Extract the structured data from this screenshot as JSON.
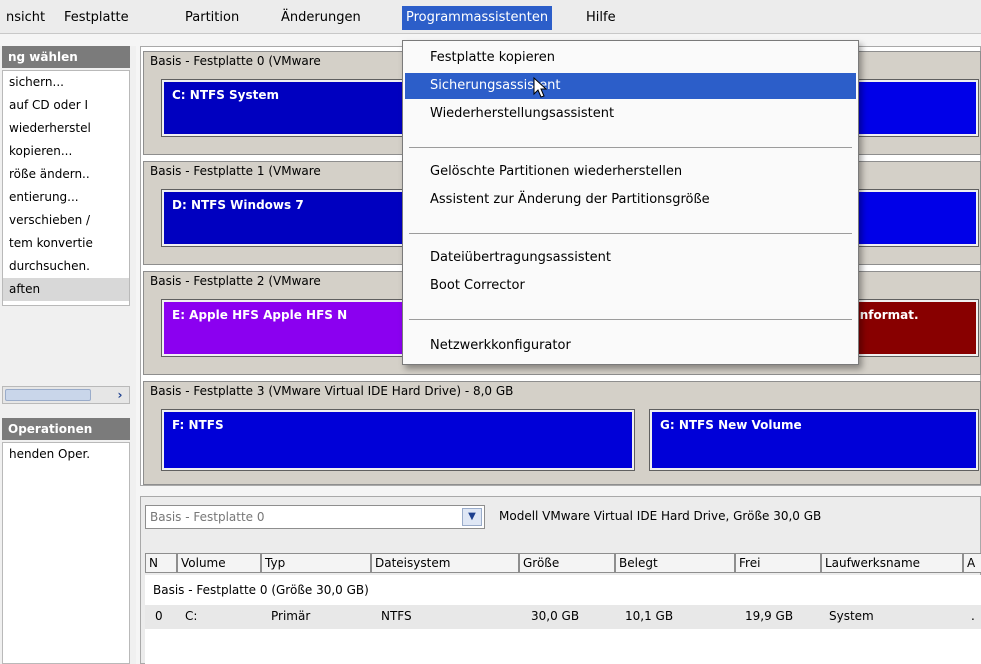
{
  "menubar": {
    "items": [
      "nsicht",
      "Festplatte",
      "Partition",
      "Änderungen",
      "Programmassistenten",
      "Hilfe"
    ],
    "active": "Programmassistenten"
  },
  "sidebar": {
    "section1_title": "ng wählen",
    "links": [
      "sichern...",
      "auf CD oder I",
      "wiederherstel",
      "kopieren...",
      "röße ändern..",
      "entierung...",
      "verschieben /",
      "tem konvertie",
      "durchsuchen.",
      "aften"
    ],
    "selected_link": "aften",
    "scroll_right_glyph": "›",
    "section2_title": "Operationen",
    "pending_text": "henden Oper."
  },
  "disks": [
    {
      "label": "Basis - Festplatte 0 (VMware",
      "partitions": [
        {
          "text": "C: NTFS System"
        }
      ]
    },
    {
      "label": "Basis - Festplatte 1 (VMware",
      "partitions": [
        {
          "text": "D: NTFS Windows 7"
        }
      ]
    },
    {
      "label": "Basis - Festplatte 2 (VMware",
      "partitions": [
        {
          "text": "E: Apple HFS Apple HFS N"
        },
        {
          "text": "Unformat."
        }
      ]
    },
    {
      "label": "Basis - Festplatte 3 (VMware Virtual IDE Hard Drive) - 8,0 GB",
      "partitions": [
        {
          "text": "F: NTFS"
        },
        {
          "text": "G: NTFS New Volume"
        }
      ]
    }
  ],
  "dropdown": {
    "items": [
      "Festplatte kopieren",
      "Sicherungsassistent",
      "Wiederherstellungsassistent",
      "Gelöschte Partitionen wiederherstellen",
      "Assistent zur Änderung der Partitionsgröße",
      "Dateiübertragungsassistent",
      "Boot Corrector",
      "Netzwerkkonfigurator"
    ],
    "highlighted": "Sicherungsassistent"
  },
  "bottom": {
    "disk_select_value": "Basis - Festplatte 0",
    "model_info": "Modell VMware Virtual IDE Hard Drive, Größe 30,0 GB",
    "columns": [
      "N",
      "Volume",
      "Typ",
      "Dateisystem",
      "Größe",
      "Belegt",
      "Frei",
      "Laufwerksname",
      "A"
    ],
    "group_label": "Basis - Festplatte 0 (Größe 30,0 GB)",
    "row": {
      "n": "0",
      "volume": "C:",
      "typ": "Primär",
      "dateisystem": "NTFS",
      "groesse": "30,0 GB",
      "belegt": "10,1 GB",
      "frei": "19,9 GB",
      "laufwerksname": "System",
      "a": "."
    }
  },
  "colors": {
    "accent": "#2c5ec9",
    "ntfs": "#0000d8",
    "hfs": "#8b00f0",
    "unformatted": "#880000"
  }
}
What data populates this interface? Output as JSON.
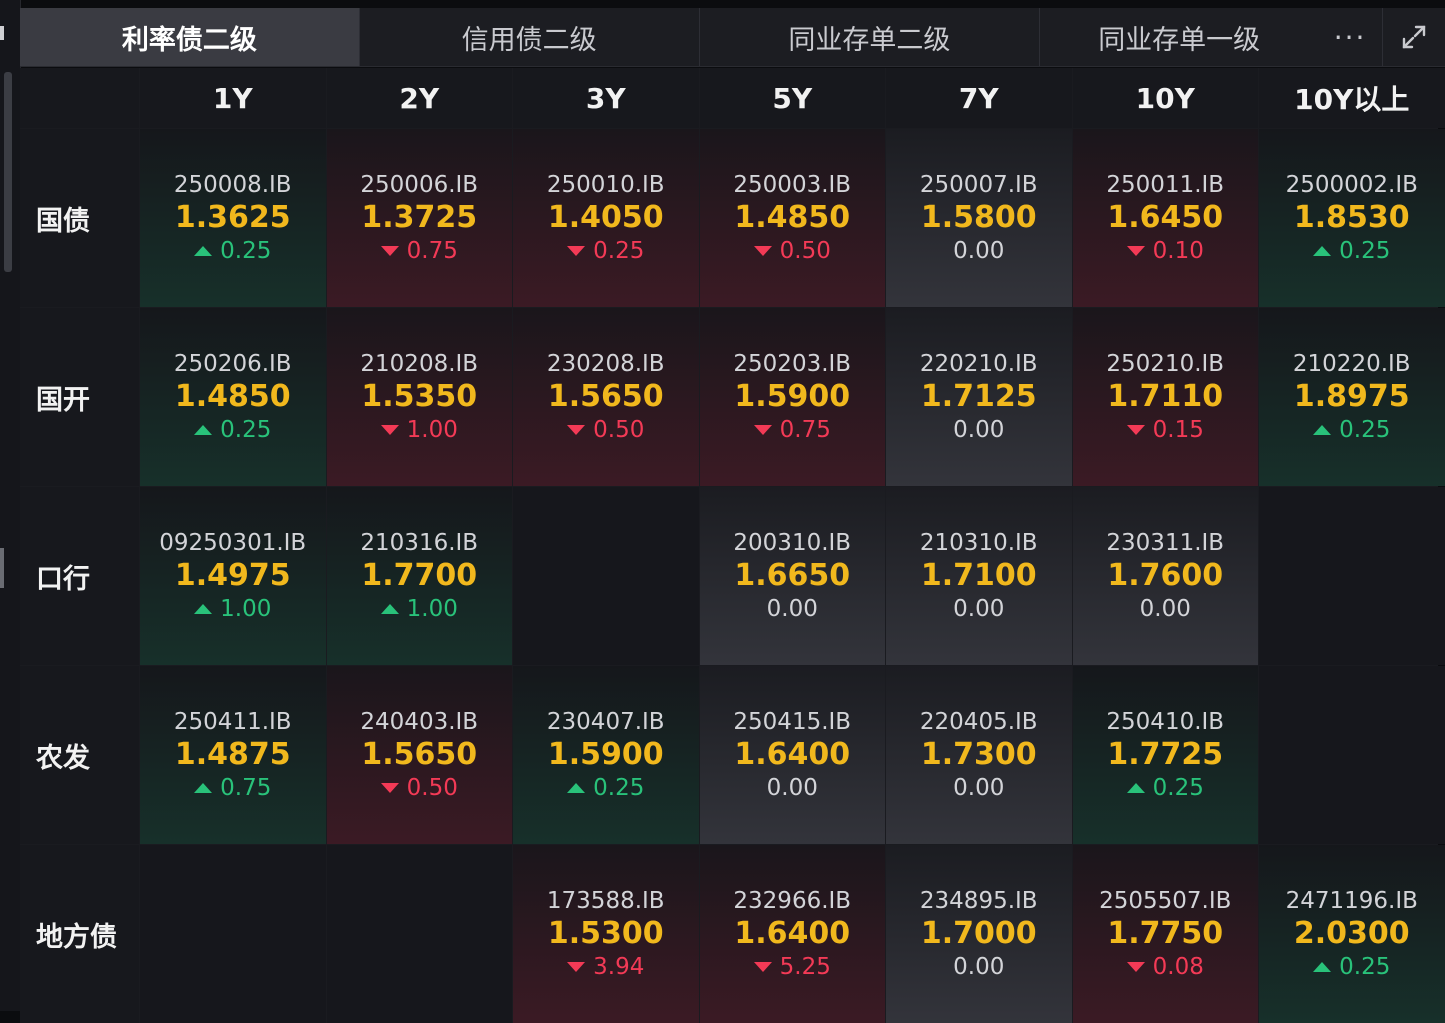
{
  "tabs": [
    {
      "label": "利率债二级",
      "active": true
    },
    {
      "label": "信用债二级",
      "active": false
    },
    {
      "label": "同业存单二级",
      "active": false
    },
    {
      "label": "同业存单一级",
      "active": false
    }
  ],
  "more_label": "···",
  "icons": {
    "more": "more-dots-icon",
    "expand": "expand-icon"
  },
  "colors": {
    "yield": "#f1b81d",
    "up": "#29c27a",
    "down": "#f33a56",
    "flat": "#d3d4d8"
  },
  "columns": [
    "1Y",
    "2Y",
    "3Y",
    "5Y",
    "7Y",
    "10Y",
    "10Y以上"
  ],
  "rows": [
    {
      "label": "国债",
      "cells": [
        {
          "code": "250008.IB",
          "yield": "1.3625",
          "change": "0.25",
          "dir": "up"
        },
        {
          "code": "250006.IB",
          "yield": "1.3725",
          "change": "0.75",
          "dir": "down"
        },
        {
          "code": "250010.IB",
          "yield": "1.4050",
          "change": "0.25",
          "dir": "down"
        },
        {
          "code": "250003.IB",
          "yield": "1.4850",
          "change": "0.50",
          "dir": "down"
        },
        {
          "code": "250007.IB",
          "yield": "1.5800",
          "change": "0.00",
          "dir": "flat"
        },
        {
          "code": "250011.IB",
          "yield": "1.6450",
          "change": "0.10",
          "dir": "down"
        },
        {
          "code": "2500002.IB",
          "yield": "1.8530",
          "change": "0.25",
          "dir": "up"
        }
      ]
    },
    {
      "label": "国开",
      "cells": [
        {
          "code": "250206.IB",
          "yield": "1.4850",
          "change": "0.25",
          "dir": "up"
        },
        {
          "code": "210208.IB",
          "yield": "1.5350",
          "change": "1.00",
          "dir": "down"
        },
        {
          "code": "230208.IB",
          "yield": "1.5650",
          "change": "0.50",
          "dir": "down"
        },
        {
          "code": "250203.IB",
          "yield": "1.5900",
          "change": "0.75",
          "dir": "down"
        },
        {
          "code": "220210.IB",
          "yield": "1.7125",
          "change": "0.00",
          "dir": "flat"
        },
        {
          "code": "250210.IB",
          "yield": "1.7110",
          "change": "0.15",
          "dir": "down"
        },
        {
          "code": "210220.IB",
          "yield": "1.8975",
          "change": "0.25",
          "dir": "up"
        }
      ]
    },
    {
      "label": "口行",
      "cells": [
        {
          "code": "09250301.IB",
          "yield": "1.4975",
          "change": "1.00",
          "dir": "up"
        },
        {
          "code": "210316.IB",
          "yield": "1.7700",
          "change": "1.00",
          "dir": "up"
        },
        null,
        {
          "code": "200310.IB",
          "yield": "1.6650",
          "change": "0.00",
          "dir": "flat"
        },
        {
          "code": "210310.IB",
          "yield": "1.7100",
          "change": "0.00",
          "dir": "flat"
        },
        {
          "code": "230311.IB",
          "yield": "1.7600",
          "change": "0.00",
          "dir": "flat"
        },
        null
      ]
    },
    {
      "label": "农发",
      "cells": [
        {
          "code": "250411.IB",
          "yield": "1.4875",
          "change": "0.75",
          "dir": "up"
        },
        {
          "code": "240403.IB",
          "yield": "1.5650",
          "change": "0.50",
          "dir": "down"
        },
        {
          "code": "230407.IB",
          "yield": "1.5900",
          "change": "0.25",
          "dir": "up"
        },
        {
          "code": "250415.IB",
          "yield": "1.6400",
          "change": "0.00",
          "dir": "flat"
        },
        {
          "code": "220405.IB",
          "yield": "1.7300",
          "change": "0.00",
          "dir": "flat"
        },
        {
          "code": "250410.IB",
          "yield": "1.7725",
          "change": "0.25",
          "dir": "up"
        },
        null
      ]
    },
    {
      "label": "地方债",
      "cells": [
        null,
        null,
        {
          "code": "173588.IB",
          "yield": "1.5300",
          "change": "3.94",
          "dir": "down"
        },
        {
          "code": "232966.IB",
          "yield": "1.6400",
          "change": "5.25",
          "dir": "down"
        },
        {
          "code": "234895.IB",
          "yield": "1.7000",
          "change": "0.00",
          "dir": "flat"
        },
        {
          "code": "2505507.IB",
          "yield": "1.7750",
          "change": "0.08",
          "dir": "down"
        },
        {
          "code": "2471196.IB",
          "yield": "2.0300",
          "change": "0.25",
          "dir": "up"
        }
      ]
    }
  ]
}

=====

What the exercise asks: Pictures are to be left out; all else in the entries above is to be quoted exactly.

Task response:
Extract the structured data from this screenshot as JSON.
{
  "menubar": {
    "items": [
      "nsicht",
      "Festplatte",
      "Partition",
      "Änderungen",
      "Programmassistenten",
      "Hilfe"
    ],
    "active": "Programmassistenten"
  },
  "sidebar": {
    "section1_title": "ng wählen",
    "links": [
      "sichern...",
      "auf CD oder I",
      "wiederherstel",
      "kopieren...",
      "röße ändern..",
      "entierung...",
      "verschieben /",
      "tem konvertie",
      "durchsuchen.",
      "aften"
    ],
    "selected_link": "aften",
    "scroll_right_glyph": "›",
    "section2_title": "Operationen",
    "pending_text": "henden Oper."
  },
  "disks": [
    {
      "label": "Basis - Festplatte 0 (VMware",
      "partitions": [
        {
          "text": "C: NTFS System"
        }
      ]
    },
    {
      "label": "Basis - Festplatte 1 (VMware",
      "partitions": [
        {
          "text": "D: NTFS Windows 7"
        }
      ]
    },
    {
      "label": "Basis - Festplatte 2 (VMware",
      "partitions": [
        {
          "text": "E: Apple HFS Apple HFS N"
        },
        {
          "text": "Unformat."
        }
      ]
    },
    {
      "label": "Basis - Festplatte 3 (VMware Virtual IDE Hard Drive) - 8,0 GB",
      "partitions": [
        {
          "text": "F: NTFS"
        },
        {
          "text": "G: NTFS New Volume"
        }
      ]
    }
  ],
  "dropdown": {
    "items": [
      "Festplatte kopieren",
      "Sicherungsassistent",
      "Wiederherstellungsassistent",
      "Gelöschte Partitionen wiederherstellen",
      "Assistent zur Änderung der Partitionsgröße",
      "Dateiübertragungsassistent",
      "Boot Corrector",
      "Netzwerkkonfigurator"
    ],
    "highlighted": "Sicherungsassistent"
  },
  "bottom": {
    "disk_select_value": "Basis - Festplatte 0",
    "model_info": "Modell VMware Virtual IDE Hard Drive, Größe 30,0 GB",
    "columns": [
      "N",
      "Volume",
      "Typ",
      "Dateisystem",
      "Größe",
      "Belegt",
      "Frei",
      "Laufwerksname",
      "A"
    ],
    "group_label": "Basis - Festplatte 0 (Größe 30,0 GB)",
    "row": {
      "n": "0",
      "volume": "C:",
      "typ": "Primär",
      "dateisystem": "NTFS",
      "groesse": "30,0 GB",
      "belegt": "10,1 GB",
      "frei": "19,9 GB",
      "laufwerksname": "System",
      "a": "."
    }
  },
  "colors": {
    "accent": "#2c5ec9",
    "ntfs": "#0000d8",
    "hfs": "#8b00f0",
    "unformatted": "#880000"
  }
}
What data populates this interface? Output as JSON.
{
  "tabs": [
    {
      "label": "利率债二级",
      "active": true
    },
    {
      "label": "信用债二级",
      "active": false
    },
    {
      "label": "同业存单二级",
      "active": false
    },
    {
      "label": "同业存单一级",
      "active": false
    }
  ],
  "more_label": "···",
  "icons": {
    "more": "more-dots-icon",
    "expand": "expand-icon"
  },
  "colors": {
    "yield": "#f1b81d",
    "up": "#29c27a",
    "down": "#f33a56",
    "flat": "#d3d4d8"
  },
  "columns": [
    "1Y",
    "2Y",
    "3Y",
    "5Y",
    "7Y",
    "10Y",
    "10Y以上"
  ],
  "rows": [
    {
      "label": "国债",
      "cells": [
        {
          "code": "250008.IB",
          "yield": "1.3625",
          "change": "0.25",
          "dir": "up"
        },
        {
          "code": "250006.IB",
          "yield": "1.3725",
          "change": "0.75",
          "dir": "down"
        },
        {
          "code": "250010.IB",
          "yield": "1.4050",
          "change": "0.25",
          "dir": "down"
        },
        {
          "code": "250003.IB",
          "yield": "1.4850",
          "change": "0.50",
          "dir": "down"
        },
        {
          "code": "250007.IB",
          "yield": "1.5800",
          "change": "0.00",
          "dir": "flat"
        },
        {
          "code": "250011.IB",
          "yield": "1.6450",
          "change": "0.10",
          "dir": "down"
        },
        {
          "code": "2500002.IB",
          "yield": "1.8530",
          "change": "0.25",
          "dir": "up"
        }
      ]
    },
    {
      "label": "国开",
      "cells": [
        {
          "code": "250206.IB",
          "yield": "1.4850",
          "change": "0.25",
          "dir": "up"
        },
        {
          "code": "210208.IB",
          "yield": "1.5350",
          "change": "1.00",
          "dir": "down"
        },
        {
          "code": "230208.IB",
          "yield": "1.5650",
          "change": "0.50",
          "dir": "down"
        },
        {
          "code": "250203.IB",
          "yield": "1.5900",
          "change": "0.75",
          "dir": "down"
        },
        {
          "code": "220210.IB",
          "yield": "1.7125",
          "change": "0.00",
          "dir": "flat"
        },
        {
          "code": "250210.IB",
          "yield": "1.7110",
          "change": "0.15",
          "dir": "down"
        },
        {
          "code": "210220.IB",
          "yield": "1.8975",
          "change": "0.25",
          "dir": "up"
        }
      ]
    },
    {
      "label": "口行",
      "cells": [
        {
          "code": "09250301.IB",
          "yield": "1.4975",
          "change": "1.00",
          "dir": "up"
        },
        {
          "code": "210316.IB",
          "yield": "1.7700",
          "change": "1.00",
          "dir": "up"
        },
        null,
        {
          "code": "200310.IB",
          "yield": "1.6650",
          "change": "0.00",
          "dir": "flat"
        },
        {
          "code": "210310.IB",
          "yield": "1.7100",
          "change": "0.00",
          "dir": "flat"
        },
        {
          "code": "230311.IB",
          "yield": "1.7600",
          "change": "0.00",
          "dir": "flat"
        },
        null
      ]
    },
    {
      "label": "农发",
      "cells": [
        {
          "code": "250411.IB",
          "yield": "1.4875",
          "change": "0.75",
          "dir": "up"
        },
        {
          "code": "240403.IB",
          "yield": "1.5650",
          "change": "0.50",
          "dir": "down"
        },
        {
          "code": "230407.IB",
          "yield": "1.5900",
          "change": "0.25",
          "dir": "up"
        },
        {
          "code": "250415.IB",
          "yield": "1.6400",
          "change": "0.00",
          "dir": "flat"
        },
        {
          "code": "220405.IB",
          "yield": "1.7300",
          "change": "0.00",
          "dir": "flat"
        },
        {
          "code": "250410.IB",
          "yield": "1.7725",
          "change": "0.25",
          "dir": "up"
        },
        null
      ]
    },
    {
      "label": "地方债",
      "cells": [
        null,
        null,
        {
          "code": "173588.IB",
          "yield": "1.5300",
          "change": "3.94",
          "dir": "down"
        },
        {
          "code": "232966.IB",
          "yield": "1.6400",
          "change": "5.25",
          "dir": "down"
        },
        {
          "code": "234895.IB",
          "yield": "1.7000",
          "change": "0.00",
          "dir": "flat"
        },
        {
          "code": "2505507.IB",
          "yield": "1.7750",
          "change": "0.08",
          "dir": "down"
        },
        {
          "code": "2471196.IB",
          "yield": "2.0300",
          "change": "0.25",
          "dir": "up"
        }
      ]
    }
  ]
}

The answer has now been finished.